> _OBJECTIVE_
Find each line with the word "selection" and copy it.

--- START OF INFORMATION GIVEN ---

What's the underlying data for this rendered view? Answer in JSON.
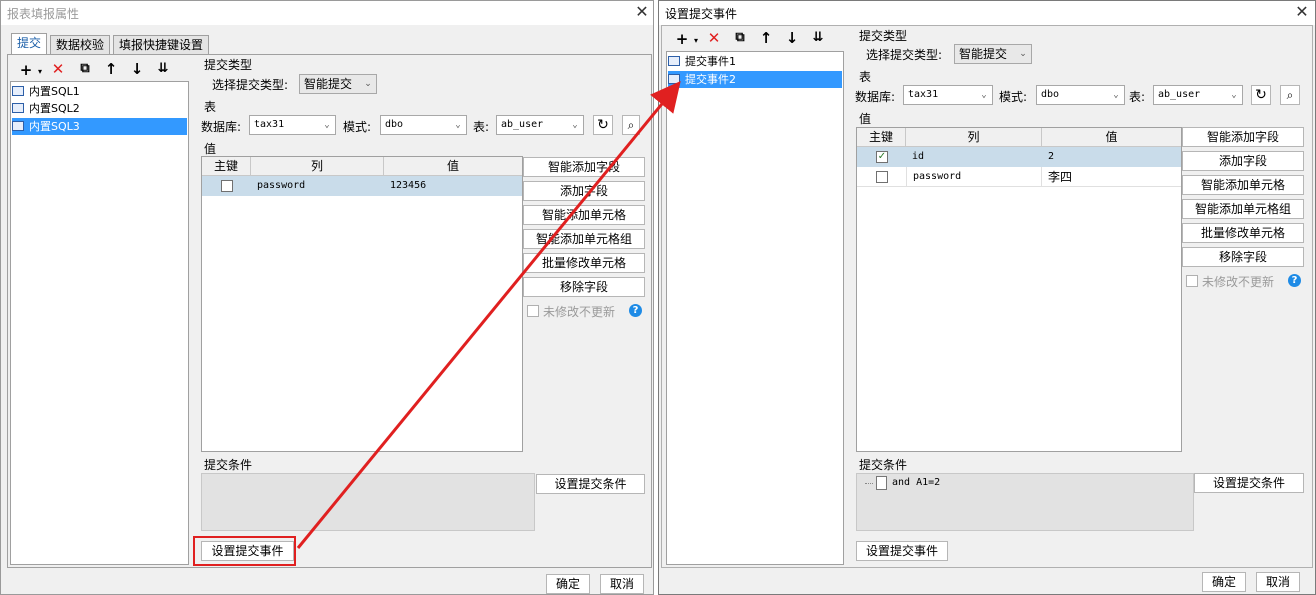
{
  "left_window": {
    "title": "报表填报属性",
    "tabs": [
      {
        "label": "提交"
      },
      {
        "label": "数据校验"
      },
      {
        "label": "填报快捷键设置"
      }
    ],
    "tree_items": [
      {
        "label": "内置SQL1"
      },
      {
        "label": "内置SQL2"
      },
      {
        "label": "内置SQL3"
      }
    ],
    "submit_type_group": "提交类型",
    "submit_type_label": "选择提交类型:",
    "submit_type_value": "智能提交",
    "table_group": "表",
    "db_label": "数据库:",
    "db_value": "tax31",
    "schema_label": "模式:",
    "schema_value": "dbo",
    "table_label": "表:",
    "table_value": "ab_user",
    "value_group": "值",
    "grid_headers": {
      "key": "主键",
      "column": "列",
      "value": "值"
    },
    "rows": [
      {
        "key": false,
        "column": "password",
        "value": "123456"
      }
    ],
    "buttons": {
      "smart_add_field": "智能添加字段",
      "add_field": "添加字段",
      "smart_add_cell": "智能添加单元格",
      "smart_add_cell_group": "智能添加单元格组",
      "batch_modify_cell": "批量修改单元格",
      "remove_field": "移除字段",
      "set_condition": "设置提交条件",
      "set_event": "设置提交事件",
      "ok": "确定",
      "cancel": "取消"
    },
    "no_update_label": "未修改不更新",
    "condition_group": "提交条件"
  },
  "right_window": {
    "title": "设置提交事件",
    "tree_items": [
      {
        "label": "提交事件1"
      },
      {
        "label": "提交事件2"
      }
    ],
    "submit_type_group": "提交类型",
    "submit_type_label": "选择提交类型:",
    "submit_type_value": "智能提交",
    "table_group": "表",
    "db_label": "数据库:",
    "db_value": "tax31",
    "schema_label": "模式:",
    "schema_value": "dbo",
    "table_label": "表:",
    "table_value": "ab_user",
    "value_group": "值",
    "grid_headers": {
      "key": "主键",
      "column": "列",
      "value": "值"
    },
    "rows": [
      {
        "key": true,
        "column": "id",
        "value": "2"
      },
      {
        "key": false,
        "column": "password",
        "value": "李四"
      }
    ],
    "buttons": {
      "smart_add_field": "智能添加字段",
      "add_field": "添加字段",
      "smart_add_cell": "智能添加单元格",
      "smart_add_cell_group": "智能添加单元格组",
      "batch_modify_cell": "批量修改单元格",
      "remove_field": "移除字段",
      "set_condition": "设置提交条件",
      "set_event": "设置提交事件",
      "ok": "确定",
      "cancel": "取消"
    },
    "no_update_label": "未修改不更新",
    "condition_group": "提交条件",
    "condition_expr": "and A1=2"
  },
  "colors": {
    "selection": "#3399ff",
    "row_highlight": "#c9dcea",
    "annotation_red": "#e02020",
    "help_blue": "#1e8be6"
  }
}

--- END OF INFORMATION GIVEN ---
--- START OF INFORMATION GIVEN ---

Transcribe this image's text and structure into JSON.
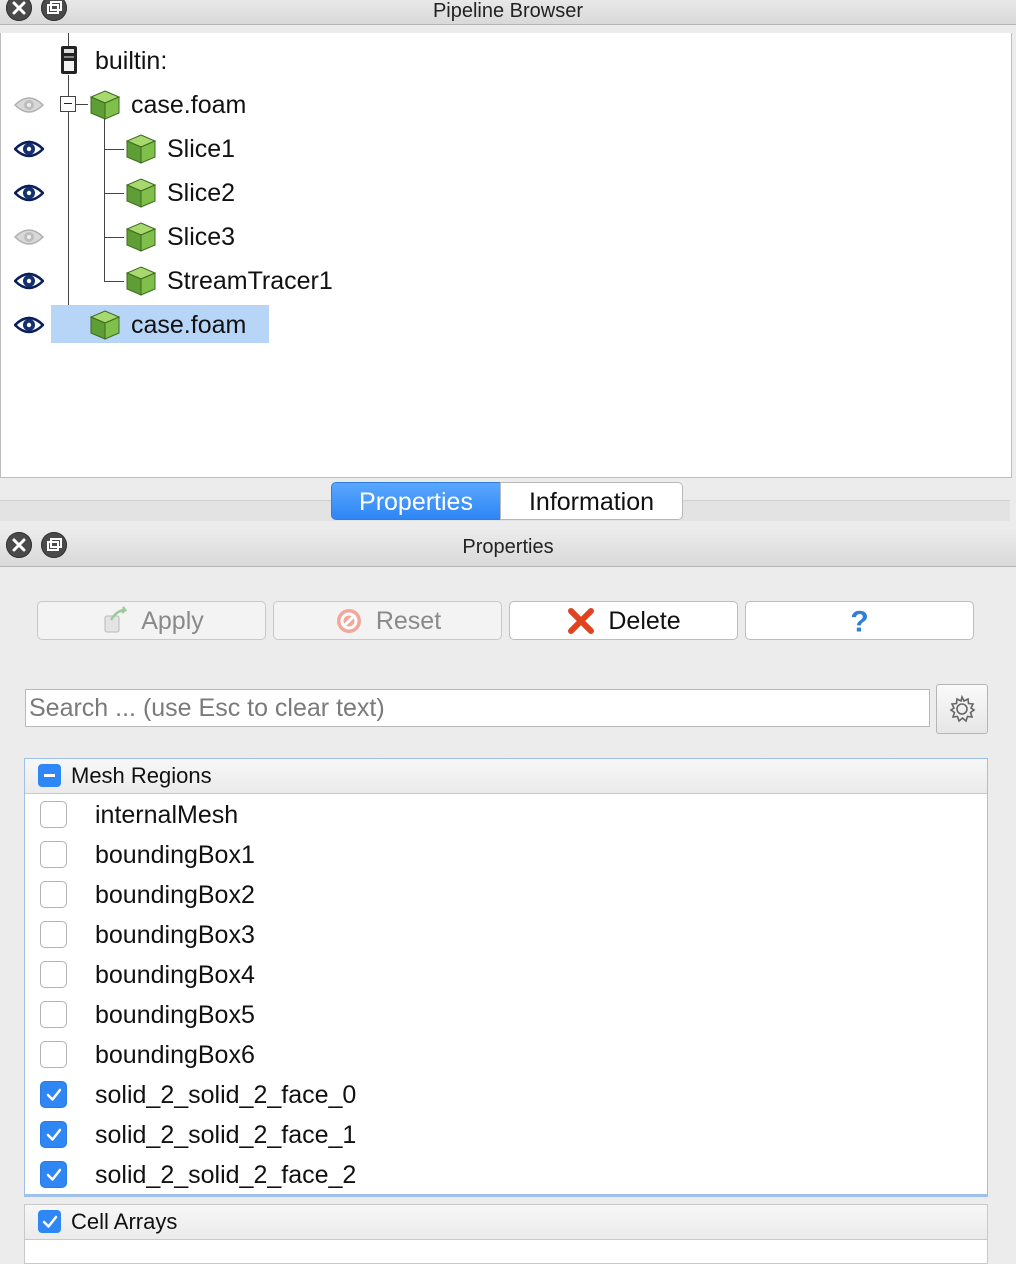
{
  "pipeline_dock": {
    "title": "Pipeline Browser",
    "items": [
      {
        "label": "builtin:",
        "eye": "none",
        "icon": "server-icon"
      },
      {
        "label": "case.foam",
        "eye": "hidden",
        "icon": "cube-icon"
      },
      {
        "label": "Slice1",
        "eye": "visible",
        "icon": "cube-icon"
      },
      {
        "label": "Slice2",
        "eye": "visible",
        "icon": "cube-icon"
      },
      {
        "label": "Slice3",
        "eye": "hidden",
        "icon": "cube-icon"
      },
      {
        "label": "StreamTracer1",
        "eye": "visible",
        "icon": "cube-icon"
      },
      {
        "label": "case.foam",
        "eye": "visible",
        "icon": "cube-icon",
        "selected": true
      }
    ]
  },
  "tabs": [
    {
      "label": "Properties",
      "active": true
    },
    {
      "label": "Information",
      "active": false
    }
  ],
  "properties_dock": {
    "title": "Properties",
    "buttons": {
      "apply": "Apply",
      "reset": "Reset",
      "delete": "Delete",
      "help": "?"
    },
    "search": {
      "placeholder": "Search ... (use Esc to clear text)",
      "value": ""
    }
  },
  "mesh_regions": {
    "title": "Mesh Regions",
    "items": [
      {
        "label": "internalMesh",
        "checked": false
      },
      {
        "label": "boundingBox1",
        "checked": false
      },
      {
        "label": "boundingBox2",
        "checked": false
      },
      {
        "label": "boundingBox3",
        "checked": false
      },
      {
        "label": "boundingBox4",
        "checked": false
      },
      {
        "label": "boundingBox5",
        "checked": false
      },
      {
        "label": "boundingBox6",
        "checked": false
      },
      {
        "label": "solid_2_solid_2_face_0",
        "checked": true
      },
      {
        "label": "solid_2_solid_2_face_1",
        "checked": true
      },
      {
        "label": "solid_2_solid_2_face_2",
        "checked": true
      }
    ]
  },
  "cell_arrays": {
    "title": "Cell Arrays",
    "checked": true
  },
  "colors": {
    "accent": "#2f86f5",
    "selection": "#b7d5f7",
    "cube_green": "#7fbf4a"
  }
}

--- END OF INFORMATION GIVEN ---

> _PROBLEM SOLUTION_
    "selection": "#3399ff",
    "selection": "#b7d5f7",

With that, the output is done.